DATA LINES
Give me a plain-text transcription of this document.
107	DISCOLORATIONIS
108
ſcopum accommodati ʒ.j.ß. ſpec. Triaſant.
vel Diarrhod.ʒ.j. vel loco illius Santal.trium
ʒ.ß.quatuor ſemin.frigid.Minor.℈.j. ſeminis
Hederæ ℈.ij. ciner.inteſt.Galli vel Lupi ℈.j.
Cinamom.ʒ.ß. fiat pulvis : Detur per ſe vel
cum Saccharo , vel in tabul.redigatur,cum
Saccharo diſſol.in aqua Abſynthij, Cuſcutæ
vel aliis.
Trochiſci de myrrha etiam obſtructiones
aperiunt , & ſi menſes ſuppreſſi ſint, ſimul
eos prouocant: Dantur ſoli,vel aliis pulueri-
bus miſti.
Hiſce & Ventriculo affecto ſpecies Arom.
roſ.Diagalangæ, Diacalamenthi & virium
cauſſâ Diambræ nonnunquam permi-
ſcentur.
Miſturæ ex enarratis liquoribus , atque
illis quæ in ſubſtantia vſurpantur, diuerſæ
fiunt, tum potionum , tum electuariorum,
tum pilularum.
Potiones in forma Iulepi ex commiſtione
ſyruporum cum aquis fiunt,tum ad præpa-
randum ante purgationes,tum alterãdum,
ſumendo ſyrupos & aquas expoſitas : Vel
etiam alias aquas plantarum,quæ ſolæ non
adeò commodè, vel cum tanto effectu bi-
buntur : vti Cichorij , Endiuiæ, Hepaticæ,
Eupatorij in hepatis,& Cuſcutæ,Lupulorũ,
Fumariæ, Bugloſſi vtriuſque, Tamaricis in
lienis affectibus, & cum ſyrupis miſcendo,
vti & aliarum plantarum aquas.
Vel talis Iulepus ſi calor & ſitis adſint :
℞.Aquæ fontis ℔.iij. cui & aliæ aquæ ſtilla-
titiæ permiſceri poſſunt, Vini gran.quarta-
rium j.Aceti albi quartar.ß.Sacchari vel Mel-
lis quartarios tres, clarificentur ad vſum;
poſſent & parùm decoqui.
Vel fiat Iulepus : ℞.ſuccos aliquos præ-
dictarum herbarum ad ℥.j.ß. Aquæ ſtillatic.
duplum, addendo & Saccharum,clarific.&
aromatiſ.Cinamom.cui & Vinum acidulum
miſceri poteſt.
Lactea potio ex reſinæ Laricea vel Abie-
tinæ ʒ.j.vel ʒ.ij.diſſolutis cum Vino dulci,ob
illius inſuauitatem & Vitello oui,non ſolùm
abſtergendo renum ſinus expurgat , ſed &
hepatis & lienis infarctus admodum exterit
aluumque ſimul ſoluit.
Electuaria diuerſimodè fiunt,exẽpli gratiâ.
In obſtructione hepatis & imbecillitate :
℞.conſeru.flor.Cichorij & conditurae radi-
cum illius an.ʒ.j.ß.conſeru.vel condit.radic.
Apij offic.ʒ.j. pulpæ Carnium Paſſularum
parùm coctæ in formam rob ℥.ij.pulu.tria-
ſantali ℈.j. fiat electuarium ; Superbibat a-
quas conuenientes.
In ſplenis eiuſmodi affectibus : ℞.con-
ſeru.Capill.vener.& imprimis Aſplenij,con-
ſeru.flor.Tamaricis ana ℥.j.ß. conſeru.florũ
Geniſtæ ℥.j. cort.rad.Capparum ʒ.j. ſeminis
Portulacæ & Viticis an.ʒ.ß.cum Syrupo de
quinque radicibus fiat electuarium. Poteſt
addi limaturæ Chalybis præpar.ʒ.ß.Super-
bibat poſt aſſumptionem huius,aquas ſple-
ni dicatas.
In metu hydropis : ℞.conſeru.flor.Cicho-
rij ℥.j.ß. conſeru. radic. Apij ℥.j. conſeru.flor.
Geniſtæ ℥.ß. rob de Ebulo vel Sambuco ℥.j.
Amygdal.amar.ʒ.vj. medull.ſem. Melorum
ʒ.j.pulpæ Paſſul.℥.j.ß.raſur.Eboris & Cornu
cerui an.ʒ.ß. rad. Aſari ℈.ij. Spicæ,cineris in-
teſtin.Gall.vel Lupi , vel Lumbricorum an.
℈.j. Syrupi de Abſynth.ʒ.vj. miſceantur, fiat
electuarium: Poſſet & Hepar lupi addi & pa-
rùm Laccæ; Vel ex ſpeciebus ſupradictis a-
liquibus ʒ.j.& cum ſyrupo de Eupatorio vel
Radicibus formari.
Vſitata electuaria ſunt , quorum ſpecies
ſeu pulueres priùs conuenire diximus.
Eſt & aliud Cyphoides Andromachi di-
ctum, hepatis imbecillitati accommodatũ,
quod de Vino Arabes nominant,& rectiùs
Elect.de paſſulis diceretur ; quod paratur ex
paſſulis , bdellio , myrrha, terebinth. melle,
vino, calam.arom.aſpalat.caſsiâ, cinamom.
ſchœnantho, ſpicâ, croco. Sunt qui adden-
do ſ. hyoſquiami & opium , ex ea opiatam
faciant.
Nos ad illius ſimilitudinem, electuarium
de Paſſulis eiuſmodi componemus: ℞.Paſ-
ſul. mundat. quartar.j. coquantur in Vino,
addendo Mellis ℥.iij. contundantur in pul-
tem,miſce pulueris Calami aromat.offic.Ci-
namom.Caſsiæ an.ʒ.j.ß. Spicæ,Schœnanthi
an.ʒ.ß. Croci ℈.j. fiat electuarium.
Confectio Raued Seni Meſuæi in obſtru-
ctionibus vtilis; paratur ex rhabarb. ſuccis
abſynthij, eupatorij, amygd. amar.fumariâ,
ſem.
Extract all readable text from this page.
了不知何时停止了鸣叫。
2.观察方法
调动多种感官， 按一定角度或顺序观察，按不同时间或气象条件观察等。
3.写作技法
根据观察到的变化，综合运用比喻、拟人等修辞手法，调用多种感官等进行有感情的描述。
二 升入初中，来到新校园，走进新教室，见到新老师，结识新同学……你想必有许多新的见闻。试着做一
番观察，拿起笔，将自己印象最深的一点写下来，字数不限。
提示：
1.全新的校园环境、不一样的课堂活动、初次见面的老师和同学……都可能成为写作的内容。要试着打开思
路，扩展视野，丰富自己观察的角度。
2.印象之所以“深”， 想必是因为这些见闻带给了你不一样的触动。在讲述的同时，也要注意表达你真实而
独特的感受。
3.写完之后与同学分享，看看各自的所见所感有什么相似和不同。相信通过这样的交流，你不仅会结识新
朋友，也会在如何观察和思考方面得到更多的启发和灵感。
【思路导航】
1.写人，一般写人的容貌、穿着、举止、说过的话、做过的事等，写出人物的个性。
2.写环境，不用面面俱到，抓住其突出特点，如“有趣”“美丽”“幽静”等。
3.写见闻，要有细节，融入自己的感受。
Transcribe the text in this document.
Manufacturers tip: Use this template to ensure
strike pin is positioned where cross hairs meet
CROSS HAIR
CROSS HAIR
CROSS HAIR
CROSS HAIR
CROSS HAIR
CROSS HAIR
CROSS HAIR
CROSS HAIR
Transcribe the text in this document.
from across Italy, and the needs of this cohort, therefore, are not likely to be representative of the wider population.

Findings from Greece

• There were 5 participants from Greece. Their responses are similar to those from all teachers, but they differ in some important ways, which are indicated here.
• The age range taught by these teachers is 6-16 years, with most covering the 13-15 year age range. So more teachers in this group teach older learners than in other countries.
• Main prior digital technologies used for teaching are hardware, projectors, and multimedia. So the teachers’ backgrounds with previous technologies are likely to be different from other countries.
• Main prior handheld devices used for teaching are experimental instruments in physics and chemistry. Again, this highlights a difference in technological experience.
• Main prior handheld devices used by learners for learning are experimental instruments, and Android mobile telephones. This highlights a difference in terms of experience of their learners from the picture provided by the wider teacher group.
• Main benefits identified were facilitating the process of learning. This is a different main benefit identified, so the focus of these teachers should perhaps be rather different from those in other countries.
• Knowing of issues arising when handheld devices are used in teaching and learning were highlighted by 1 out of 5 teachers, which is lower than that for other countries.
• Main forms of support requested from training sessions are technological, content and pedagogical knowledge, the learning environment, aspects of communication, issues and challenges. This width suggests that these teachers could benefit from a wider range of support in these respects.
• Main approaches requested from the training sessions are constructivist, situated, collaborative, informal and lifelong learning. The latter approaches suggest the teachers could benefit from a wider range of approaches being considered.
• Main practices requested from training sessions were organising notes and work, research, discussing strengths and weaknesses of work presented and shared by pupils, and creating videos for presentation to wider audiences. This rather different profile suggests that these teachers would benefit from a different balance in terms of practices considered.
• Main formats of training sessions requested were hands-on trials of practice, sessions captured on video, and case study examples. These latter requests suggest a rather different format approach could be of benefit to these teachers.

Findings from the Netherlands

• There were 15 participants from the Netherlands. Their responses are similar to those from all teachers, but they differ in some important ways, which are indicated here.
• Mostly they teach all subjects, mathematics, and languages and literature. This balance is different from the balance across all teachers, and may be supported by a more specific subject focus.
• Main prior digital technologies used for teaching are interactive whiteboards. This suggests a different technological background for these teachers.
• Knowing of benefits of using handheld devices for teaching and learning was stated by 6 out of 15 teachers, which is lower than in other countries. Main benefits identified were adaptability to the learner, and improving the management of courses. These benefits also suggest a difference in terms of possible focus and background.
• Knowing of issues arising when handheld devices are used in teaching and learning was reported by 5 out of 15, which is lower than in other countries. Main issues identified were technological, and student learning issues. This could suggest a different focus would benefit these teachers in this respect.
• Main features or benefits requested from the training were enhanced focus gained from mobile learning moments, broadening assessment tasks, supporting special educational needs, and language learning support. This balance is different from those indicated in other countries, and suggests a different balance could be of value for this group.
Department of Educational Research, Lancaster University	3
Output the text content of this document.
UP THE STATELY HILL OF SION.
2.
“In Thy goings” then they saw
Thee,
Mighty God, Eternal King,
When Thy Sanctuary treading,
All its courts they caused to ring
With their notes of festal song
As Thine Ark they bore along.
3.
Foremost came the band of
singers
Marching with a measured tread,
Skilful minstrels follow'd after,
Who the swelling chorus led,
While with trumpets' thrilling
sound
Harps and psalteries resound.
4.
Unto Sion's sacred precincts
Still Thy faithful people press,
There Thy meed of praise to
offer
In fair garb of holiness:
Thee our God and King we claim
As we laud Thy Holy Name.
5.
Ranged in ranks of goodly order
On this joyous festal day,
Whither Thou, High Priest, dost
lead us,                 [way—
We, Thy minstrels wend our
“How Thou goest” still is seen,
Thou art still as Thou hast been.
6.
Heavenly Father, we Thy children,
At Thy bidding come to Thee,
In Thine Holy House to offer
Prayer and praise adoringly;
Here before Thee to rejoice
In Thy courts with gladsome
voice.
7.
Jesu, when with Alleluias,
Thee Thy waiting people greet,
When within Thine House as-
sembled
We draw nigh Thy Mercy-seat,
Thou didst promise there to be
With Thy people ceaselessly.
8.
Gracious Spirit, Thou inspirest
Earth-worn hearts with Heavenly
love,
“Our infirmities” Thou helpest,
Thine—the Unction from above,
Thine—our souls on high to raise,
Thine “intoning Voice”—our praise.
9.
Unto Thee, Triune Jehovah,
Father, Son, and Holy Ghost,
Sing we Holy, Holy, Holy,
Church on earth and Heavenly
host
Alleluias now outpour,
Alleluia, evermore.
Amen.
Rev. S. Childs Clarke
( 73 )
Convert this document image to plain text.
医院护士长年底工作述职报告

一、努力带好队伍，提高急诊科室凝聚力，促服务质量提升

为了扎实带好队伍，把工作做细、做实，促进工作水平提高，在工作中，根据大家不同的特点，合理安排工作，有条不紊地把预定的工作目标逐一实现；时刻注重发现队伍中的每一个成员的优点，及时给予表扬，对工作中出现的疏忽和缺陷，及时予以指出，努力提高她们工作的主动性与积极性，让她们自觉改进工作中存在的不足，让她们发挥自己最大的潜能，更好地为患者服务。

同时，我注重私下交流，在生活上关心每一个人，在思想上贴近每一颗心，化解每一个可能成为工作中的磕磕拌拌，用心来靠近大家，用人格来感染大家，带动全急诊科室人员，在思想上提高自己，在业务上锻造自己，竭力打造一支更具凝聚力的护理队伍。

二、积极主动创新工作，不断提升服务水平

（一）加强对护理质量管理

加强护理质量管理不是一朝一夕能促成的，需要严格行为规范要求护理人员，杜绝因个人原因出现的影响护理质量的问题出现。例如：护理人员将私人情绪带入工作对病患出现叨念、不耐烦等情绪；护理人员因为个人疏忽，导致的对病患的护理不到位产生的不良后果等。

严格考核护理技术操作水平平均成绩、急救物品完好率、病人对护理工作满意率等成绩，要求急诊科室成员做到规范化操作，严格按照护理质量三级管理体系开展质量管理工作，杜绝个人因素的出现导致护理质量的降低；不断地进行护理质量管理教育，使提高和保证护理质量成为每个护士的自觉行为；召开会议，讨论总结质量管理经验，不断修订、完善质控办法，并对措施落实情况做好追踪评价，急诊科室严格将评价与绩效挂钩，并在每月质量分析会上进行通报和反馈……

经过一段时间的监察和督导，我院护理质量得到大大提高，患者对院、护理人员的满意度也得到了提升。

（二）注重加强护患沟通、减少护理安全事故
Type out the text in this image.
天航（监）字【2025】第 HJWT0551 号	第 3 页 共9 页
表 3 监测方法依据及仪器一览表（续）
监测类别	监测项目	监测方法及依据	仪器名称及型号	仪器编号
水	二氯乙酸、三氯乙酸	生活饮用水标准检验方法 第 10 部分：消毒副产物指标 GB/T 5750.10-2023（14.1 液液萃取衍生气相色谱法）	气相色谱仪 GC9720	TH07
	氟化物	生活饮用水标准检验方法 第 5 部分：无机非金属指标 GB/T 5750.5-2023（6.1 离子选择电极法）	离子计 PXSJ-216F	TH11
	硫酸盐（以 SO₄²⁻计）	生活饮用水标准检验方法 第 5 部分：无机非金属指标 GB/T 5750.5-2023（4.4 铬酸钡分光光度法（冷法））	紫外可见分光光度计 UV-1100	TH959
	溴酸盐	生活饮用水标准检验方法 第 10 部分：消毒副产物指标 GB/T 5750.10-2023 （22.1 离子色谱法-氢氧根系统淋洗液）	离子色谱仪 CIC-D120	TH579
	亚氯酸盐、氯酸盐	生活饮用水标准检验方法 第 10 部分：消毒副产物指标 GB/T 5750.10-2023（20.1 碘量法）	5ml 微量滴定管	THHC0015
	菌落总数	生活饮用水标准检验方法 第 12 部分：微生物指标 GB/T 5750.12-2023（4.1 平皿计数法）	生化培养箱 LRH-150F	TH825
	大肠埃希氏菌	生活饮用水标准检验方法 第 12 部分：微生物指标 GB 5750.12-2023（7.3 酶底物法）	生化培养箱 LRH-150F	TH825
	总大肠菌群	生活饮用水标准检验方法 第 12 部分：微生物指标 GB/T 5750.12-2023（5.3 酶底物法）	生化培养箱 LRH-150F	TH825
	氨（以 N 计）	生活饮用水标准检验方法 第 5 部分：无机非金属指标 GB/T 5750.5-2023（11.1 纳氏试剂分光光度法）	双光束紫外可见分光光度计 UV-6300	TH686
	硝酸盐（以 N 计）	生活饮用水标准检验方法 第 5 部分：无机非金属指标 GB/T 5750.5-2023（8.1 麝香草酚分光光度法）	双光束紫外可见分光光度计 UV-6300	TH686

STATED EXERCISE
Each line that contains the word "training" counts toward the total; give only that total.

WRITTEN SOLUTION
5